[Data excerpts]
________________________________________
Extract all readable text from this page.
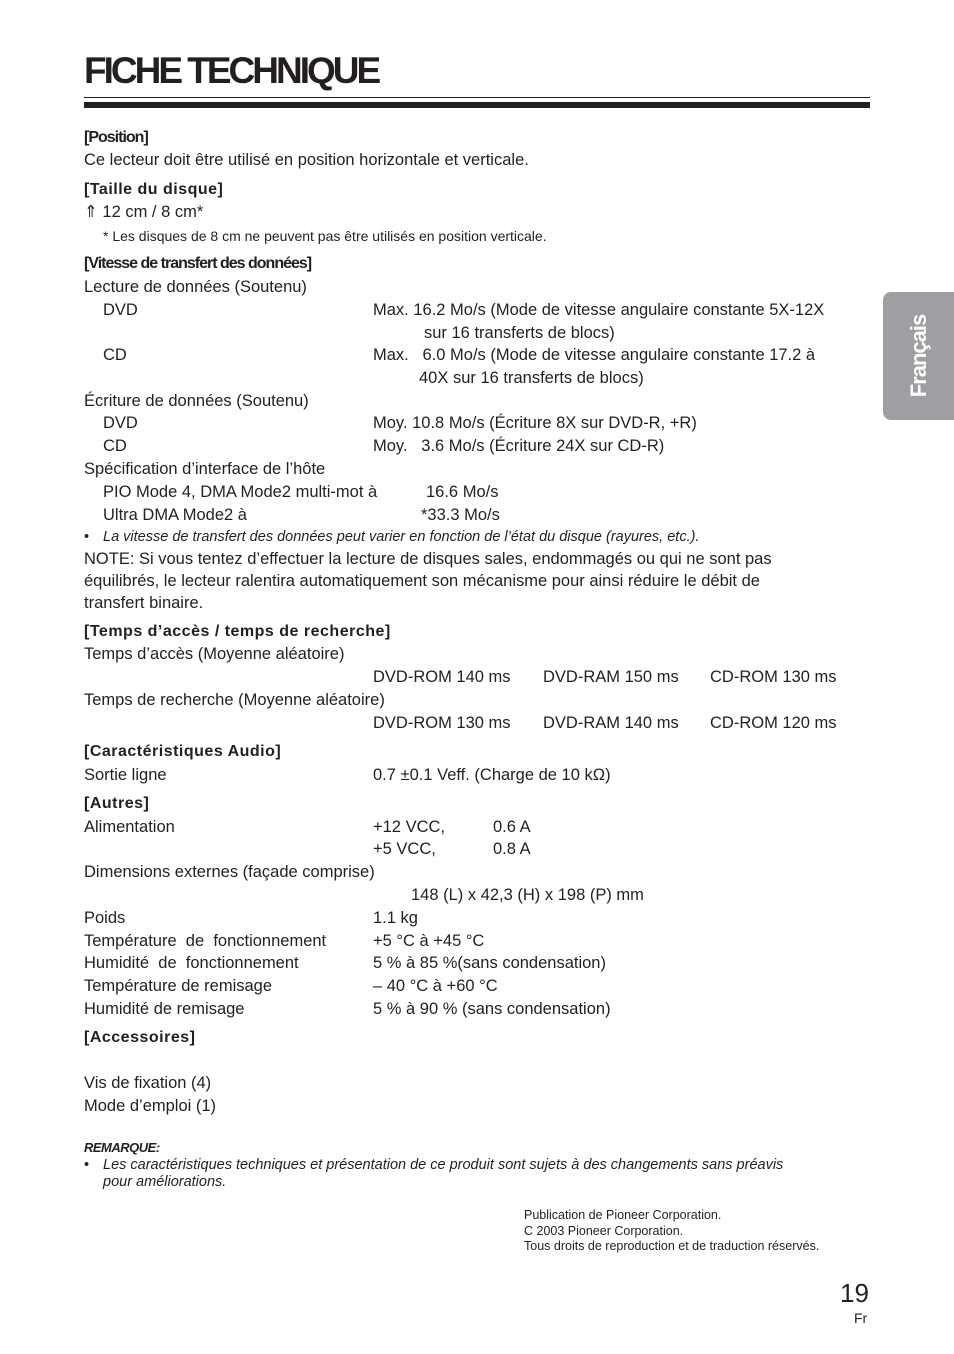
FICHE TECHNIQUE
Français
[Position]
Ce lecteur doit être utilisé en position horizontale et verticale.
[Taille du disque]
⇑ 12 cm / 8 cm*
* Les disques de 8 cm ne peuvent pas être utilisés en position verticale.
[Vitesse de transfert des données]
Lecture de données (Soutenu)
DVD	Max. 16.2 Mo/s (Mode de vitesse angulaire constante 5X-12X
sur 16 transferts de blocs)
CD	Max.   6.0 Mo/s (Mode de vitesse angulaire constante 17.2 à
40X sur 16 transferts de blocs)
Écriture de données (Soutenu)
DVD	Moy. 10.8 Mo/s (Écriture 8X sur DVD-R, +R)
CD	Moy.   3.6 Mo/s (Écriture 24X sur CD-R)
Spécification d’interface de l’hôte
PIO Mode 4, DMA Mode2 multi-mot à	16.6 Mo/s
Ultra DMA Mode2 à	*33.3 Mo/s
• La vitesse de transfert des données peut varier en fonction de l’état du disque (rayures, etc.).
NOTE: Si vous tentez d’effectuer la lecture de disques sales, endommagés ou qui ne sont pas
équilibrés, le lecteur ralentira automatiquement son mécanisme pour ainsi réduire le débit de
transfert binaire.
[Temps d’accès / temps de recherche]
Temps d’accès (Moyenne aléatoire)
DVD-ROM 140 ms DVD-RAM 150 ms CD-ROM 130 ms
Temps de recherche (Moyenne aléatoire)
DVD-ROM 130 ms DVD-RAM 140 ms CD-ROM 120 ms
[Caractéristiques Audio]
Sortie ligne	0.7 ±0.1 Veff. (Charge de 10 kΩ)
[Autres]
Alimentation	+12 VCC,	0.6 A
+5 VCC,	0.8 A
Dimensions externes (façade comprise)
148 (L) x 42,3 (H) x 198 (P) mm
Poids	1.1 kg
Température  de  fonctionnement	+5 °C à +45 °C
Humidité  de  fonctionnement	5 % à 85 %(sans condensation)
Température de remisage	– 40 °C à +60 °C
Humidité de remisage	5 % à 90 % (sans condensation)
[Accessoires]
Vis de fixation (4)
Mode d’emploi (1)
REMARQUE:
• Les caractéristiques techniques et présentation de ce produit sont sujets à des changements sans préavis
pour améliorations.
Publication de Pioneer Corporation.
C 2003 Pioneer Corporation.
Tous droits de reproduction et de traduction réservés.
19
Fr
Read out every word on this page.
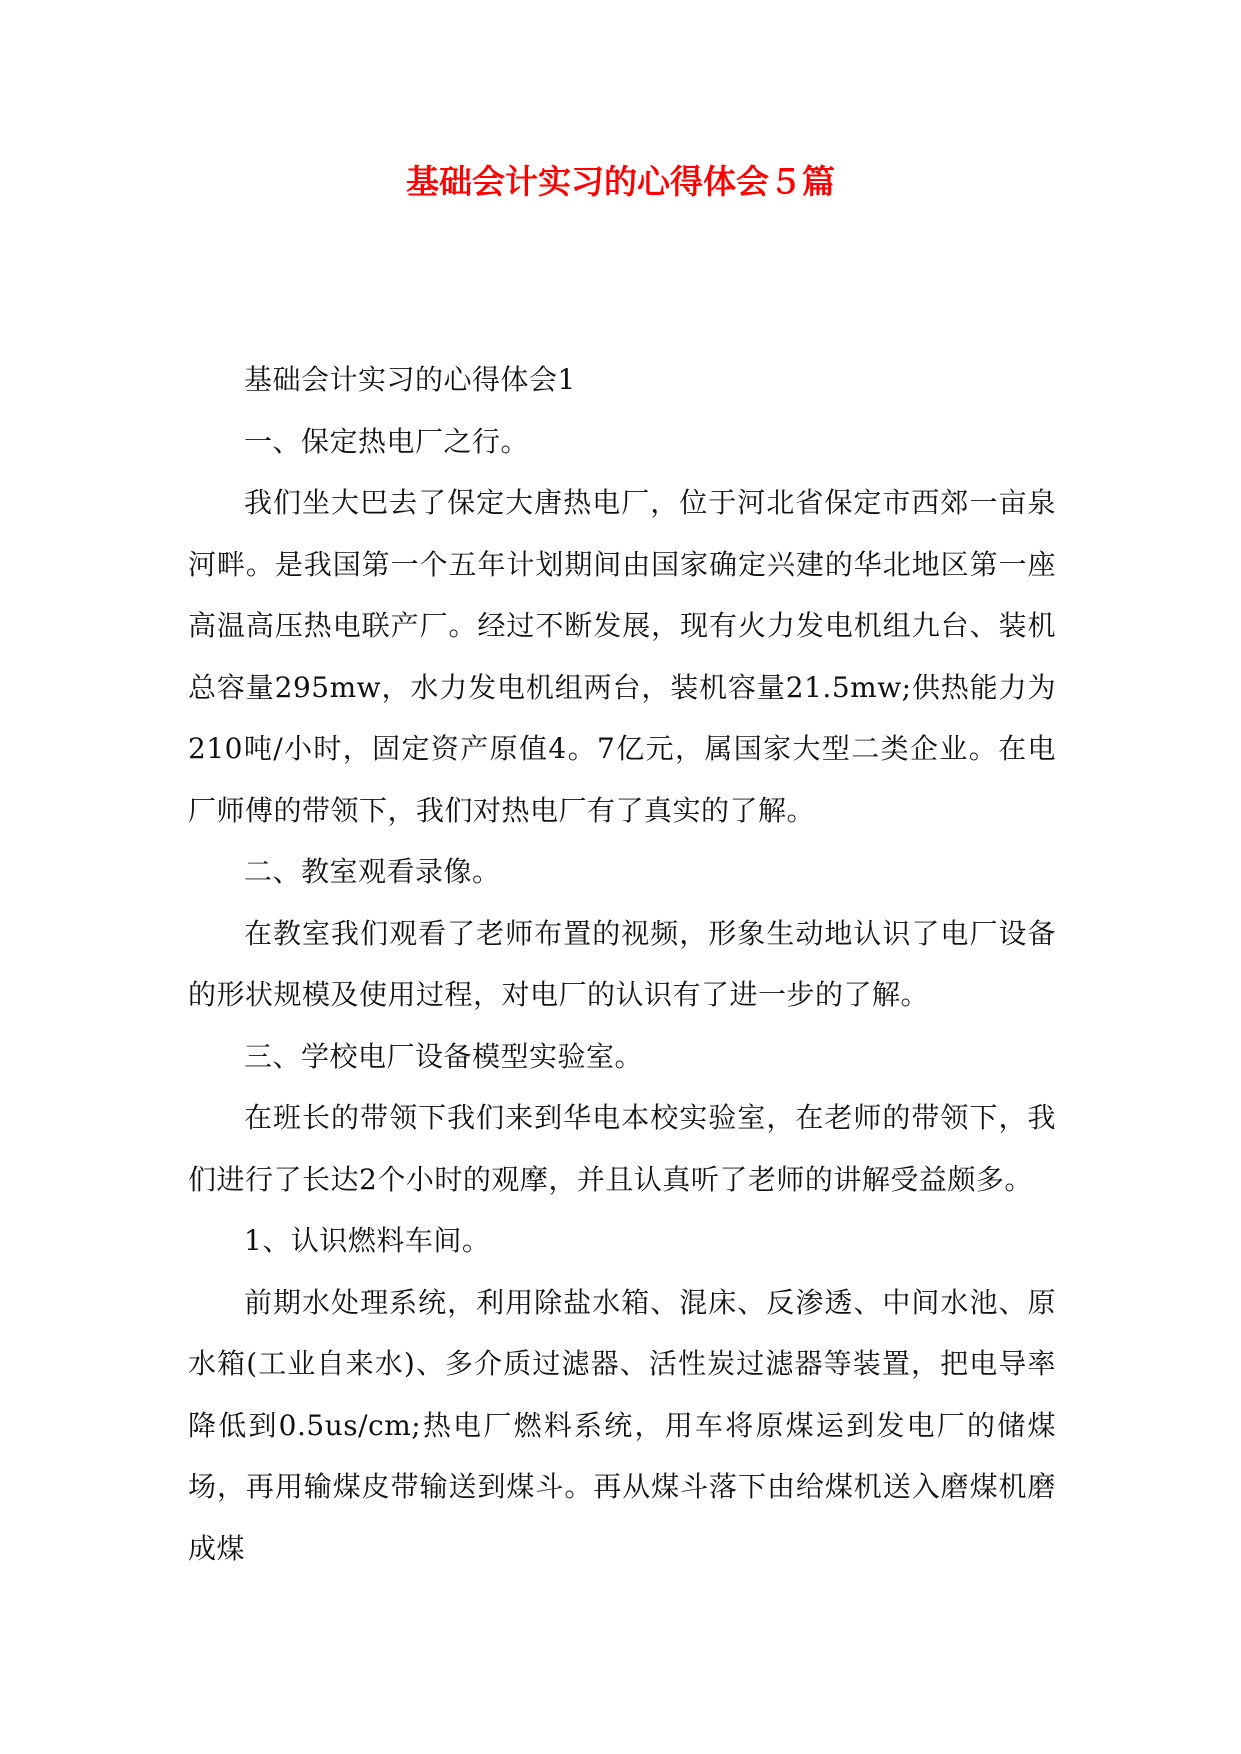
基础会计实习的心得体会５篇

基础会计实习的心得体会1

一、保定热电厂之行。

我们坐大巴去了保定大唐热电厂，位于河北省保定市西郊一亩泉河畔。是我国第一个五年计划期间由国家确定兴建的华北地区第一座高温高压热电联产厂。经过不断发展，现有火力发电机组九台、装机总容量295mw，水力发电机组两台，装机容量21.5mw;供热能力为210吨/小时，固定资产原值4。7亿元，属国家大型二类企业。在电厂师傅的带领下，我们对热电厂有了真实的了解。

二、教室观看录像。

在教室我们观看了老师布置的视频，形象生动地认识了电厂设备的形状规模及使用过程，对电厂的认识有了进一步的了解。

三、学校电厂设备模型实验室。

在班长的带领下我们来到华电本校实验室，在老师的带领下，我们进行了长达2个小时的观摩，并且认真听了老师的讲解受益颇多。

1、认识燃料车间。

前期水处理系统，利用除盐水箱、混床、反渗透、中间水池、原水箱(工业自来水)、多介质过滤器、活性炭过滤器等装置，把电导率降低到0.5us/cm;热电厂燃料系统，用车将原煤运到发电厂的储煤场，再用输煤皮带输送到煤斗。再从煤斗落下由给煤机送入磨煤机磨成煤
________________________________________
Give only the count of lines in which the string "Température" appears.

2